§ **Exercise**:
Write out each line in which the string "Markets" is present.

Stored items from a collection
┌──
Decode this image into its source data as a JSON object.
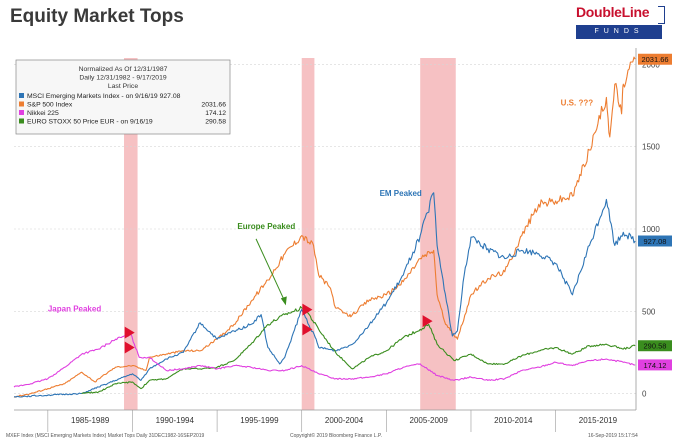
{
  "header": {
    "title": "Equity Market Tops",
    "logo_brand": "DoubleLine",
    "logo_tagline": "FUNDS"
  },
  "footer": {
    "left": "MXEF Index (MSCI Emerging Markets Index) Market Tops  Daily 31DEC1982-16SEP2019",
    "center": "Copyright© 2019 Bloomberg Finance L.P.",
    "right": "16-Sep-2019 15:17:54"
  },
  "chart_data": {
    "type": "line",
    "legend": {
      "placement": "top-left",
      "header": [
        "Normalized As Of 12/31/1987",
        "Daily 12/31/1982 - 9/17/2019",
        "Last Price"
      ],
      "entries": [
        {
          "label": "MSCI Emerging Markets Index -  on 9/16/19 927.08",
          "value": "",
          "color": "#2e75b6"
        },
        {
          "label": "S&P 500 Index",
          "value": "2031.66",
          "color": "#ed7d31"
        },
        {
          "label": "Nikkei 225",
          "value": "174.12",
          "color": "#e040e0"
        },
        {
          "label": "EURO STOXX 50 Price EUR -  on 9/16/19",
          "value": "290.58",
          "color": "#3a8d1e"
        }
      ]
    },
    "x_axis": {
      "range": [
        1983,
        2019.75
      ],
      "period_labels": [
        {
          "label": "1985-1989",
          "center": 1987.5
        },
        {
          "label": "1990-1994",
          "center": 1992.5
        },
        {
          "label": "1995-1999",
          "center": 1997.5
        },
        {
          "label": "2000-2004",
          "center": 2002.5
        },
        {
          "label": "2005-2009",
          "center": 2007.5
        },
        {
          "label": "2010-2014",
          "center": 2012.5
        },
        {
          "label": "2015-2019",
          "center": 2017.5
        }
      ]
    },
    "y_axis": {
      "range": [
        -100,
        2100
      ],
      "ticks": [
        "0",
        "500",
        "1000",
        "1500",
        "2000"
      ],
      "tick_values": [
        0,
        500,
        1000,
        1500,
        2000
      ],
      "side": "right",
      "grid": true
    },
    "shaded_periods": [
      {
        "start": 1989.5,
        "end": 1990.3
      },
      {
        "start": 2000.0,
        "end": 2000.75
      },
      {
        "start": 2007.0,
        "end": 2009.1
      }
    ],
    "peak_markers": [
      {
        "x": 1989.6,
        "y": 370,
        "color": "#e0102e"
      },
      {
        "x": 1989.6,
        "y": 280,
        "color": "#e0102e"
      },
      {
        "x": 2000.1,
        "y": 510,
        "color": "#e0102e"
      },
      {
        "x": 2000.1,
        "y": 390,
        "color": "#e0102e"
      },
      {
        "x": 2007.2,
        "y": 440,
        "color": "#e0102e"
      }
    ],
    "annotations": [
      {
        "text": "Japan Peaked",
        "x": 1985.0,
        "y": 500,
        "color": "#e040e0"
      },
      {
        "text": "Europe Peaked",
        "x": 1996.2,
        "y": 1000,
        "color": "#3a8d1e"
      },
      {
        "text": "EM Peaked",
        "x": 2004.6,
        "y": 1200,
        "color": "#2e75b6"
      },
      {
        "text": "U.S. ???",
        "x": 2015.3,
        "y": 1750,
        "color": "#ed7d31"
      }
    ],
    "last_value_labels": [
      {
        "text": "2031.66",
        "value": 2031.66,
        "color": "#ed7d31"
      },
      {
        "text": "927.08",
        "value": 927.08,
        "color": "#2e75b6"
      },
      {
        "text": "290.58",
        "value": 290.58,
        "color": "#3a8d1e"
      },
      {
        "text": "174.12",
        "value": 174.12,
        "color": "#e040e0"
      }
    ],
    "series": [
      {
        "name": "S&P 500 Index",
        "color": "#ed7d31",
        "x": [
          1983,
          1984,
          1985,
          1986,
          1987,
          1987.8,
          1988,
          1989,
          1990,
          1990.8,
          1991,
          1992,
          1993,
          1994,
          1995,
          1996,
          1997,
          1998,
          1999,
          2000,
          2000.7,
          2001,
          2001.7,
          2002,
          2002.8,
          2003,
          2004,
          2005,
          2006,
          2007,
          2007.8,
          2008,
          2008.5,
          2009.2,
          2010,
          2011,
          2012,
          2013,
          2014,
          2015,
          2016,
          2017,
          2017.5,
          2018,
          2018.2,
          2018.5,
          2018.9,
          2019,
          2019.7
        ],
        "y": [
          -20,
          0,
          30,
          60,
          130,
          70,
          90,
          160,
          170,
          140,
          220,
          240,
          260,
          260,
          330,
          420,
          560,
          690,
          850,
          960,
          900,
          720,
          640,
          520,
          470,
          480,
          570,
          600,
          680,
          820,
          870,
          600,
          420,
          330,
          600,
          700,
          740,
          960,
          1150,
          1170,
          1200,
          1480,
          1640,
          1800,
          1560,
          1880,
          1700,
          1880,
          2031.66
        ]
      },
      {
        "name": "MSCI Emerging Markets Index",
        "color": "#2e75b6",
        "x": [
          1983,
          1985,
          1987,
          1988,
          1989,
          1990,
          1990.5,
          1991,
          1992,
          1993,
          1994,
          1995,
          1996,
          1997,
          1997.6,
          1998,
          1998.7,
          1999,
          2000,
          2000.8,
          2001,
          2002,
          2003,
          2004,
          2005,
          2006,
          2007,
          2007.8,
          2008,
          2008.9,
          2009.2,
          2009.6,
          2010,
          2011,
          2012,
          2013,
          2014,
          2015,
          2016,
          2017,
          2018,
          2018.5,
          2019,
          2019.7
        ],
        "y": [
          -20,
          -10,
          0,
          40,
          80,
          120,
          80,
          150,
          210,
          250,
          430,
          330,
          380,
          420,
          480,
          280,
          180,
          220,
          510,
          340,
          280,
          260,
          300,
          420,
          550,
          720,
          960,
          1220,
          900,
          350,
          380,
          720,
          950,
          880,
          820,
          870,
          850,
          790,
          600,
          900,
          1180,
          900,
          980,
          927.08
        ]
      },
      {
        "name": "EURO STOXX 50 Price EUR",
        "color": "#3a8d1e",
        "x": [
          1987,
          1988,
          1989,
          1990,
          1990.5,
          1991,
          1992,
          1993,
          1994,
          1995,
          1996,
          1997,
          1998,
          1999,
          2000,
          2000.3,
          2001,
          2002,
          2003,
          2004,
          2005,
          2006,
          2007,
          2007.5,
          2008,
          2009,
          2010,
          2011,
          2012,
          2013,
          2014,
          2015,
          2016,
          2017,
          2018,
          2019,
          2019.7
        ],
        "y": [
          0,
          10,
          60,
          70,
          30,
          80,
          90,
          150,
          150,
          160,
          200,
          300,
          420,
          480,
          520,
          500,
          390,
          250,
          150,
          220,
          260,
          340,
          390,
          420,
          300,
          200,
          240,
          180,
          180,
          230,
          260,
          280,
          240,
          290,
          300,
          270,
          290.58
        ]
      },
      {
        "name": "Nikkei 225",
        "color": "#e040e0",
        "x": [
          1983,
          1984,
          1985,
          1986,
          1987,
          1988,
          1989,
          1989.9,
          1990.4,
          1991,
          1992,
          1993,
          1994,
          1995,
          1996,
          1997,
          1998,
          1999,
          2000,
          2001,
          2002,
          2003,
          2004,
          2005,
          2006,
          2007,
          2008,
          2009,
          2010,
          2011,
          2012,
          2013,
          2014,
          2015,
          2016,
          2017,
          2018,
          2019,
          2019.7
        ],
        "y": [
          40,
          60,
          90,
          160,
          240,
          270,
          330,
          360,
          220,
          220,
          140,
          150,
          170,
          150,
          170,
          160,
          140,
          140,
          170,
          120,
          90,
          90,
          100,
          120,
          160,
          180,
          110,
          80,
          100,
          80,
          90,
          140,
          160,
          190,
          170,
          200,
          210,
          190,
          174.12
        ]
      }
    ]
  }
}
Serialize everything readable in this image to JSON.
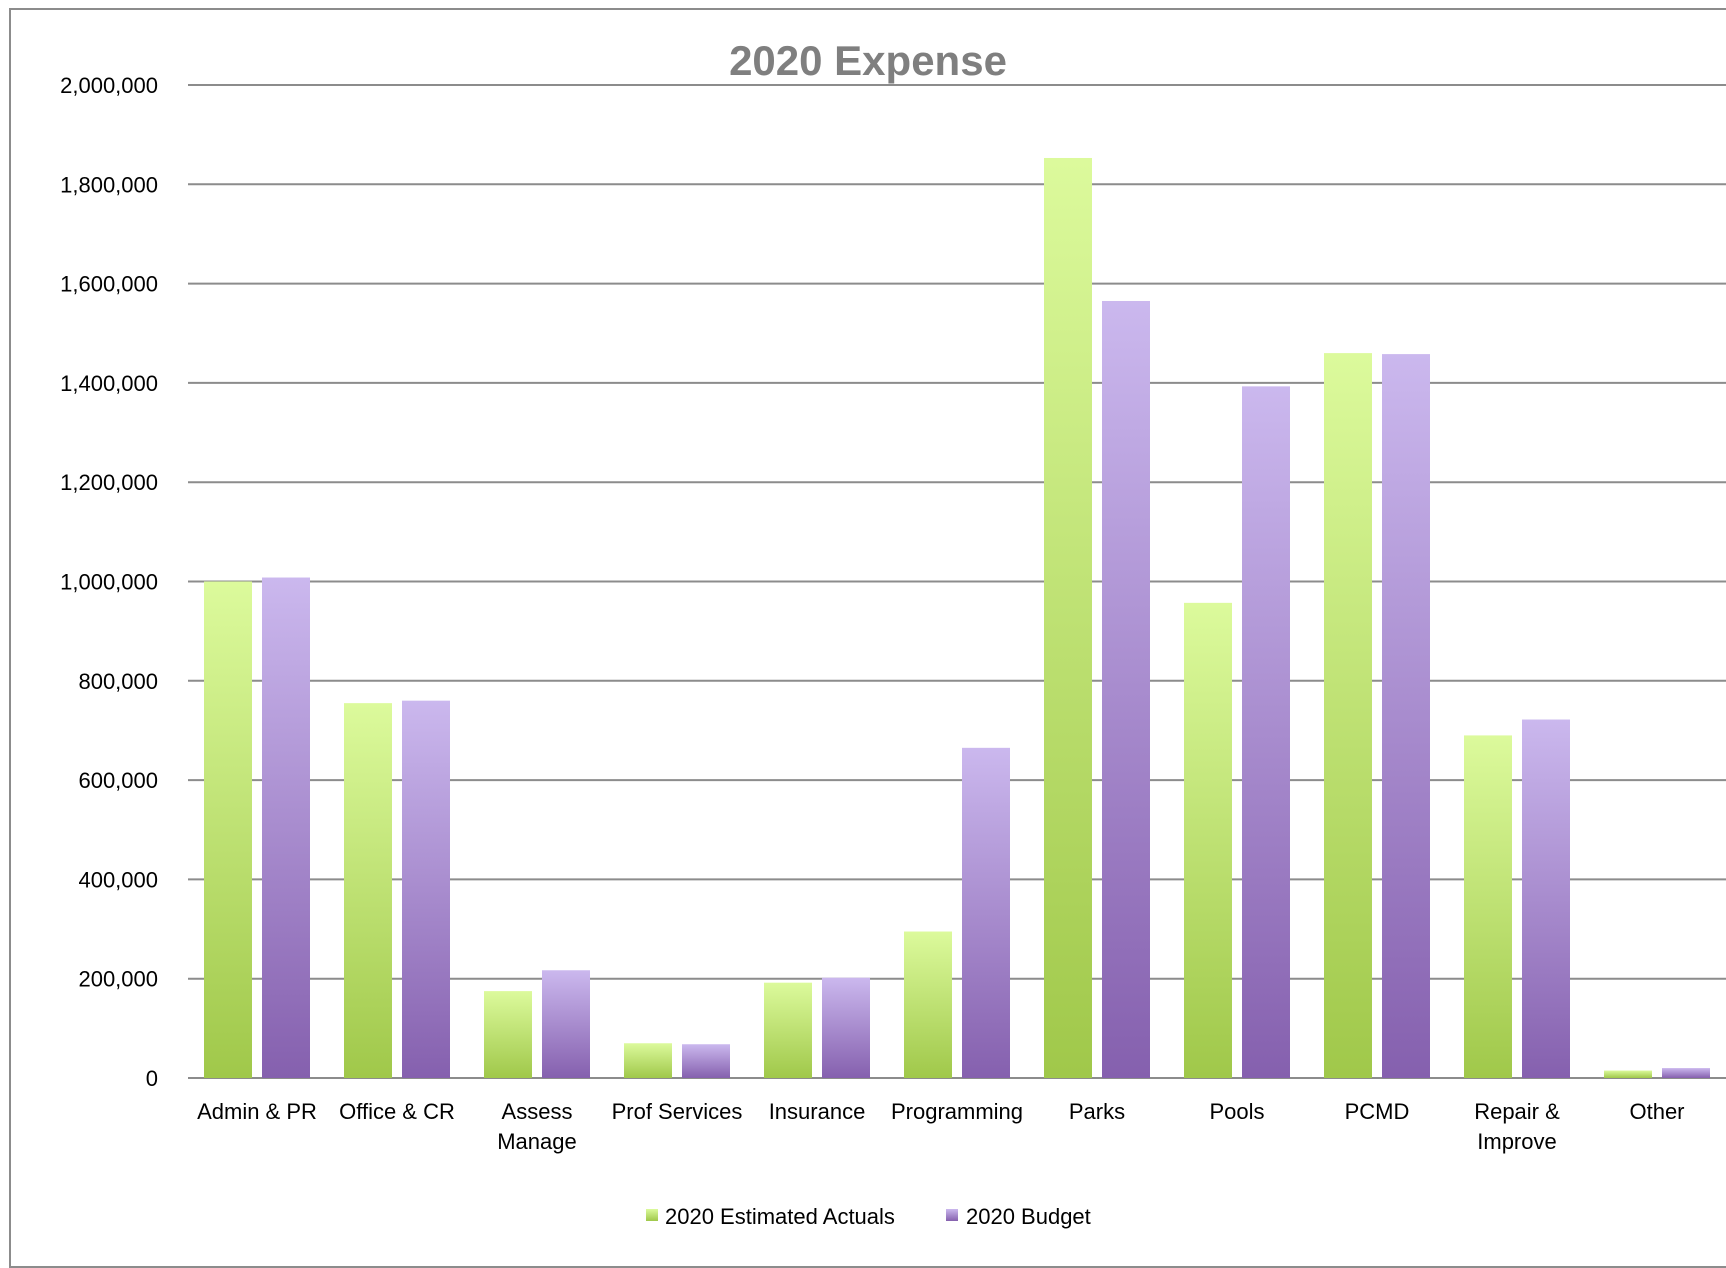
{
  "chart_data": {
    "type": "bar",
    "title": "2020 Expense",
    "xlabel": "",
    "ylabel": "",
    "ylim": [
      0,
      2000000
    ],
    "yticks": [
      "0",
      "200,000",
      "400,000",
      "600,000",
      "800,000",
      "1,000,000",
      "1,200,000",
      "1,400,000",
      "1,600,000",
      "1,800,000",
      "2,000,000"
    ],
    "ytick_values": [
      0,
      200000,
      400000,
      600000,
      800000,
      1000000,
      1200000,
      1400000,
      1600000,
      1800000,
      2000000
    ],
    "grid": true,
    "legend_position": "bottom",
    "categories": [
      [
        "Admin & PR"
      ],
      [
        "Office & CR"
      ],
      [
        "Assess",
        "Manage"
      ],
      [
        "Prof Services"
      ],
      [
        "Insurance"
      ],
      [
        "Programming"
      ],
      [
        "Parks"
      ],
      [
        "Pools"
      ],
      [
        "PCMD"
      ],
      [
        "Repair &",
        "Improve"
      ],
      [
        "Other"
      ]
    ],
    "series": [
      {
        "name": "2020 Estimated Actuals",
        "color_top": "#dcfa9c",
        "color_bottom": "#a0c84a",
        "values": [
          1000000,
          755000,
          175000,
          70000,
          192000,
          295000,
          1853000,
          957000,
          1460000,
          690000,
          15000
        ]
      },
      {
        "name": "2020 Budget",
        "color_top": "#cbb8ee",
        "color_bottom": "#8560ae",
        "values": [
          1008000,
          760000,
          217000,
          68000,
          202000,
          665000,
          1565000,
          1393000,
          1458000,
          722000,
          20000
        ]
      }
    ]
  }
}
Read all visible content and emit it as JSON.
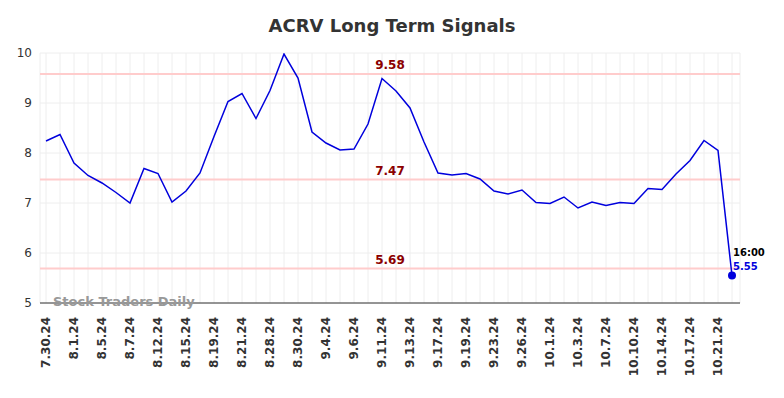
{
  "chart_data": {
    "type": "line",
    "title": "ACRV Long Term Signals",
    "categories": [
      "7.30.24",
      null,
      "8.1.24",
      null,
      "8.5.24",
      null,
      "8.7.24",
      null,
      "8.12.24",
      null,
      "8.15.24",
      null,
      "8.19.24",
      null,
      "8.21.24",
      null,
      "8.28.24",
      null,
      "8.30.24",
      null,
      "9.4.24",
      null,
      "9.6.24",
      null,
      "9.11.24",
      null,
      "9.13.24",
      null,
      "9.17.24",
      null,
      "9.19.24",
      null,
      "9.23.24",
      null,
      "9.26.24",
      null,
      "10.1.24",
      null,
      "10.3.24",
      null,
      "10.7.24",
      null,
      "10.10.24",
      null,
      "10.14.24",
      null,
      "10.17.24",
      null,
      "10.21.24",
      null
    ],
    "values": [
      8.24,
      8.37,
      7.8,
      7.55,
      7.4,
      7.21,
      7.0,
      7.69,
      7.59,
      7.02,
      7.24,
      7.6,
      8.33,
      9.03,
      9.19,
      8.69,
      9.25,
      9.98,
      9.5,
      8.42,
      8.2,
      8.06,
      8.08,
      8.58,
      9.49,
      9.24,
      8.9,
      8.22,
      7.6,
      7.56,
      7.59,
      7.48,
      7.24,
      7.18,
      7.26,
      7.01,
      6.99,
      7.12,
      6.9,
      7.02,
      6.95,
      7.01,
      6.99,
      7.29,
      7.27,
      7.58,
      7.85,
      8.25,
      8.05,
      5.55
    ],
    "color": "#0000dd",
    "ylim": [
      5,
      10
    ],
    "yticks": [
      5,
      6,
      7,
      8,
      9,
      10
    ],
    "grid": true,
    "reference_lines": [
      9.58,
      7.47,
      5.69
    ],
    "annotations": [
      "Stock Traders Daily",
      "16:00"
    ]
  }
}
└──
§ **Expected output**:
    "left": "MXEF Index (MSCI Emerging Markets Index) Market Tops  Daily 31DEC1982-16SEP2019",
          "label": "MSCI Emerging Markets Index -  on 9/16/19 927.08",
        "name": "MSCI Emerging Markets Index",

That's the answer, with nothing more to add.